→ AVAILABLE DATA
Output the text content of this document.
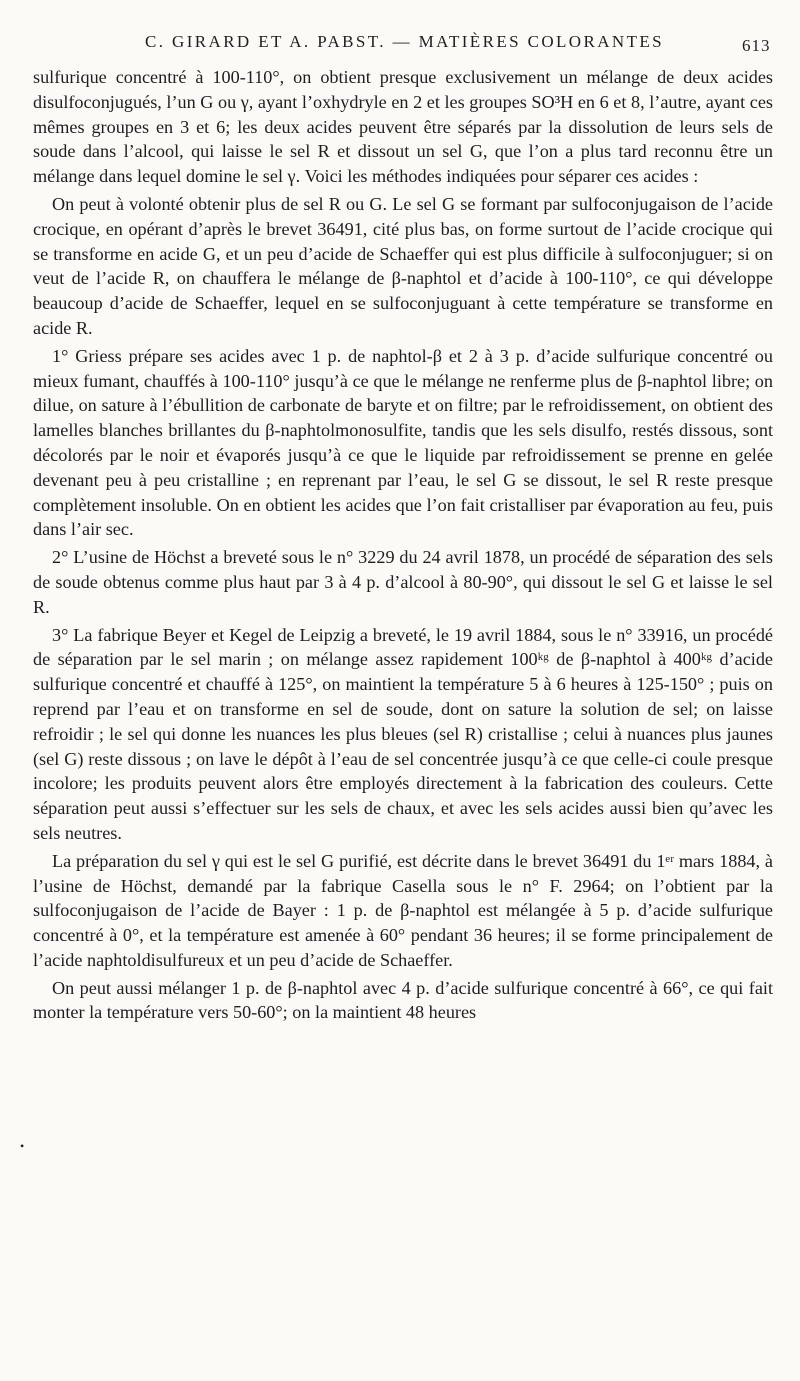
C. GIRARD ET A. PABST. — MATIÈRES COLORANTES	613
•

sulfurique concentré à 100-110°, on obtient presque exclusivement un mélange de deux acides disulfoconjugués, l’un G ou γ, ayant l’oxhydryle en 2 et les groupes SO³H en 6 et 8, l’autre, ayant ces mêmes groupes en 3 et 6; les deux acides peuvent être séparés par la dissolution de leurs sels de soude dans l’alcool, qui laisse le sel R et dissout un sel G, que l’on a plus tard reconnu être un mélange dans lequel domine le sel γ. Voici les méthodes indiquées pour séparer ces acides :

On peut à volonté obtenir plus de sel R ou G. Le sel G se formant par sulfoconjugaison de l’acide crocique, en opérant d’après le brevet 36491, cité plus bas, on forme surtout de l’acide crocique qui se transforme en acide G, et un peu d’acide de Schaeffer qui est plus difficile à sulfoconjuguer; si on veut de l’acide R, on chauffera le mélange de β-naphtol et d’acide à 100-110°, ce qui développe beaucoup d’acide de Schaeffer, lequel en se sulfoconjuguant à cette température se transforme en acide R.

1° Griess prépare ses acides avec 1 p. de naphtol-β et 2 à 3 p. d’acide sulfurique concentré ou mieux fumant, chauffés à 100-110° jusqu’à ce que le mélange ne renferme plus de β-naphtol libre; on dilue, on sature à l’ébullition de carbonate de baryte et on filtre; par le refroidissement, on obtient des lamelles blanches brillantes du β-naphtolmonosulfite, tandis que les sels disulfo, restés dissous, sont décolorés par le noir et évaporés jusqu’à ce que le liquide par refroidissement se prenne en gelée devenant peu à peu cristalline ; en reprenant par l’eau, le sel G se dissout, le sel R reste presque complètement insoluble. On en obtient les acides que l’on fait cristalliser par évaporation au feu, puis dans l’air sec.

2° L’usine de Höchst a breveté sous le n° 3229 du 24 avril 1878, un procédé de séparation des sels de soude obtenus comme plus haut par 3 à 4 p. d’alcool à 80-90°, qui dissout le sel G et laisse le sel R.

3° La fabrique Beyer et Kegel de Leipzig a breveté, le 19 avril 1884, sous le n° 33916, un procédé de séparation par le sel marin ; on mélange assez rapidement 100ᵏᵍ de β-naphtol à 400ᵏᵍ d’acide sulfurique concentré et chauffé à 125°, on maintient la température 5 à 6 heures à 125-150° ; puis on reprend par l’eau et on transforme en sel de soude, dont on sature la solution de sel; on laisse refroidir ; le sel qui donne les nuances les plus bleues (sel R) cristallise ; celui à nuances plus jaunes (sel G) reste dissous ; on lave le dépôt à l’eau de sel concentrée jusqu’à ce que celle-ci coule presque incolore; les produits peuvent alors être employés directement à la fabrication des couleurs. Cette séparation peut aussi s’effectuer sur les sels de chaux, et avec les sels acides aussi bien qu’avec les sels neutres.

La préparation du sel γ qui est le sel G purifié, est décrite dans le brevet 36491 du 1ᵉʳ mars 1884, à l’usine de Höchst, demandé par la fabrique Casella sous le n° F. 2964; on l’obtient par la sulfoconjugaison de l’acide de Bayer : 1 p. de β-naphtol est mélangée à 5 p. d’acide sulfurique concentré à 0°, et la température est amenée à 60° pendant 36 heures; il se forme principalement de l’acide naphtoldisulfureux et un peu d’acide de Schaeffer.

On peut aussi mélanger 1 p. de β-naphtol avec 4 p. d’acide sulfurique concentré à 66°, ce qui fait monter la température vers 50-60°; on la maintient 48 heures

→ WRITTEN TASK
Write the records out once more, exactly as they appear, with no pictures.

→ FINISHED EXERCISE
Output the text content of this document.
C. GIRARD ET A. PABST. — MATIÈRES COLORANTES	613
•

sulfurique concentré à 100-110°, on obtient presque exclusivement un mélange de deux acides disulfoconjugués, l’un G ou γ, ayant l’oxhydryle en 2 et les groupes SO³H en 6 et 8, l’autre, ayant ces mêmes groupes en 3 et 6; les deux acides peuvent être séparés par la dissolution de leurs sels de soude dans l’alcool, qui laisse le sel R et dissout un sel G, que l’on a plus tard reconnu être un mélange dans lequel domine le sel γ. Voici les méthodes indiquées pour séparer ces acides :

On peut à volonté obtenir plus de sel R ou G. Le sel G se formant par sulfoconjugaison de l’acide crocique, en opérant d’après le brevet 36491, cité plus bas, on forme surtout de l’acide crocique qui se transforme en acide G, et un peu d’acide de Schaeffer qui est plus difficile à sulfoconjuguer; si on veut de l’acide R, on chauffera le mélange de β-naphtol et d’acide à 100-110°, ce qui développe beaucoup d’acide de Schaeffer, lequel en se sulfoconjuguant à cette température se transforme en acide R.

1° Griess prépare ses acides avec 1 p. de naphtol-β et 2 à 3 p. d’acide sulfurique concentré ou mieux fumant, chauffés à 100-110° jusqu’à ce que le mélange ne renferme plus de β-naphtol libre; on dilue, on sature à l’ébullition de carbonate de baryte et on filtre; par le refroidissement, on obtient des lamelles blanches brillantes du β-naphtolmonosulfite, tandis que les sels disulfo, restés dissous, sont décolorés par le noir et évaporés jusqu’à ce que le liquide par refroidissement se prenne en gelée devenant peu à peu cristalline ; en reprenant par l’eau, le sel G se dissout, le sel R reste presque complètement insoluble. On en obtient les acides que l’on fait cristalliser par évaporation au feu, puis dans l’air sec.

2° L’usine de Höchst a breveté sous le n° 3229 du 24 avril 1878, un procédé de séparation des sels de soude obtenus comme plus haut par 3 à 4 p. d’alcool à 80-90°, qui dissout le sel G et laisse le sel R.

3° La fabrique Beyer et Kegel de Leipzig a breveté, le 19 avril 1884, sous le n° 33916, un procédé de séparation par le sel marin ; on mélange assez rapidement 100ᵏᵍ de β-naphtol à 400ᵏᵍ d’acide sulfurique concentré et chauffé à 125°, on maintient la température 5 à 6 heures à 125-150° ; puis on reprend par l’eau et on transforme en sel de soude, dont on sature la solution de sel; on laisse refroidir ; le sel qui donne les nuances les plus bleues (sel R) cristallise ; celui à nuances plus jaunes (sel G) reste dissous ; on lave le dépôt à l’eau de sel concentrée jusqu’à ce que celle-ci coule presque incolore; les produits peuvent alors être employés directement à la fabrication des couleurs. Cette séparation peut aussi s’effectuer sur les sels de chaux, et avec les sels acides aussi bien qu’avec les sels neutres.

La préparation du sel γ qui est le sel G purifié, est décrite dans le brevet 36491 du 1ᵉʳ mars 1884, à l’usine de Höchst, demandé par la fabrique Casella sous le n° F. 2964; on l’obtient par la sulfoconjugaison de l’acide de Bayer : 1 p. de β-naphtol est mélangée à 5 p. d’acide sulfurique concentré à 0°, et la température est amenée à 60° pendant 36 heures; il se forme principalement de l’acide naphtoldisulfureux et un peu d’acide de Schaeffer.

On peut aussi mélanger 1 p. de β-naphtol avec 4 p. d’acide sulfurique concentré à 66°, ce qui fait monter la température vers 50-60°; on la maintient 48 heures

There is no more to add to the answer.